DATA:

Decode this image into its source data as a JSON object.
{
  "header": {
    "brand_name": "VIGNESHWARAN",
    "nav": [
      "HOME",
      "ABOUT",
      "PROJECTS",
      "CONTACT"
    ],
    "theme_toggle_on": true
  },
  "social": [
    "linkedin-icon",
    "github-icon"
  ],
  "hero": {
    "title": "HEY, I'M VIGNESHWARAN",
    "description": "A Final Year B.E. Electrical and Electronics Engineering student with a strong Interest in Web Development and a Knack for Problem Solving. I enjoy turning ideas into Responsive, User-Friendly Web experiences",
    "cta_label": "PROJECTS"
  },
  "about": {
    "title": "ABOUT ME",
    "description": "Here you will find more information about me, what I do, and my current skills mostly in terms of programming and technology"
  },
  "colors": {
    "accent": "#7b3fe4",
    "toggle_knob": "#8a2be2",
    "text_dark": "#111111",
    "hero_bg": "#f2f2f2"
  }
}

WHAT YOU WILL DO: Repeat the data precisely, reproducing every entry.

RESULT OF THIS TASK:
Decode this image into its source data as a JSON object.
{
  "header": {
    "brand_name": "VIGNESHWARAN",
    "nav": [
      "HOME",
      "ABOUT",
      "PROJECTS",
      "CONTACT"
    ],
    "theme_toggle_on": true
  },
  "social": [
    "linkedin-icon",
    "github-icon"
  ],
  "hero": {
    "title": "HEY, I'M VIGNESHWARAN",
    "description": "A Final Year B.E. Electrical and Electronics Engineering student with a strong Interest in Web Development and a Knack for Problem Solving. I enjoy turning ideas into Responsive, User-Friendly Web experiences",
    "cta_label": "PROJECTS"
  },
  "about": {
    "title": "ABOUT ME",
    "description": "Here you will find more information about me, what I do, and my current skills mostly in terms of programming and technology"
  },
  "colors": {
    "accent": "#7b3fe4",
    "toggle_knob": "#8a2be2",
    "text_dark": "#111111",
    "hero_bg": "#f2f2f2"
  }
}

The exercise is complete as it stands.